[Source document]:
Boston: When the members of the Harvard Business School class of 2013 gathered in May to celebrate the end of their studies, there was little visible evidence of the experiment they had undergone for the last two years. As they stood amid the brick buildings named after businessmen from Morgan to Bloomberg, the 905 graduates were united into one genderless mass.
But during that week's festivities, the Class Day speaker, a standout female student, alluded to "the frustrations of a group of people who feel ignored." Others grumbled that another speechmaker, a former chief executive of a company in steep decline, was invited only because she was a woman. At a reception, a male student in tennis whites blurted out, as his friends laughed, that much of what had occurred at the school had "been a painful experience."
He and his classmates had been unwitting guinea pigs in what would have once sounded like a far-fetched feminist fantasy: What if Harvard Business School gave itself a gender makeover, changing its curriculum, rules and social rituals to foster female success?
The country's premier business training ground was trying to solve a seemingly intractable problem. Year after year, women who had arrived with the same test scores and grades as men fell behind. Attracting and retaining female professors was a losing battle.

[Provided records]:
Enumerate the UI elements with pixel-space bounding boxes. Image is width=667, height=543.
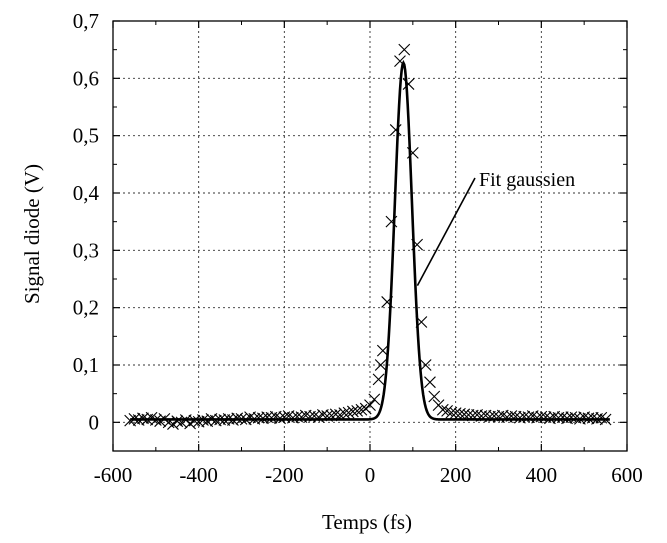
annotation-label: Fit gaussien [479,169,575,191]
data-point-marker [389,124,402,136]
y-tick-labels: 0 0,1 0,2 0,3 0,4 0,5 0,6 0,7 [73,9,100,434]
y-tick-label: 0,5 [73,124,99,148]
y-tick-label: 0 [89,410,100,434]
data-point-marker [441,404,453,417]
x-tick-label: 600 [611,463,643,487]
x-tick-label: -600 [94,463,133,487]
data-point-marker [556,411,569,424]
data-point-marker [368,393,381,406]
x-tick-label: -200 [265,463,304,487]
data-point-marker [372,373,385,386]
data-point-marker [145,411,158,424]
x-axis-label: Temps (fs) [322,510,412,534]
gaussian-fit-line [130,59,610,421]
y-tick-label: 0,2 [73,296,99,320]
y-axis-label: Signal diode (V) [20,164,44,304]
data-point-marker [428,390,441,403]
axis-ticks [112,20,628,451]
y-tick-label: 0,6 [73,66,99,90]
x-tick-label: 400 [526,463,558,487]
data-point-marker [595,411,608,424]
grid [113,21,627,451]
data-point-marker [398,43,411,56]
data-point-marker [374,359,387,371]
data-point-marker [436,403,449,416]
data-point-marker [355,403,368,416]
x-tick-label: -400 [179,463,218,487]
plot-frame [112,20,628,452]
data-points [124,43,612,430]
x-tick-label: 0 [365,463,376,487]
x-tick-label: 200 [440,463,472,487]
y-tick-label: 0,4 [73,181,100,205]
y-tick-label: 0,7 [73,9,99,33]
data-point-marker [419,359,432,371]
data-point-marker [402,78,415,90]
x-tick-labels: -600 -400 -200 0 200 400 600 [94,463,643,487]
data-point-marker [364,399,376,412]
data-point-marker [424,376,436,389]
data-point-marker [351,404,364,417]
y-tick-label: 0,3 [73,238,99,262]
annotation-pointer [416,177,476,287]
data-point-marker [586,411,599,424]
y-tick-label: 0,1 [73,353,99,377]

[Problem set]:
A - In the Harvard Business School text, how many graduates were in the class of 2013?
B - Using the Harvard Business School text, list every area of the school that the hypothetical gender makeover would change.

[Written responses]:
A - 905

B - Curriculum, rules, social rituals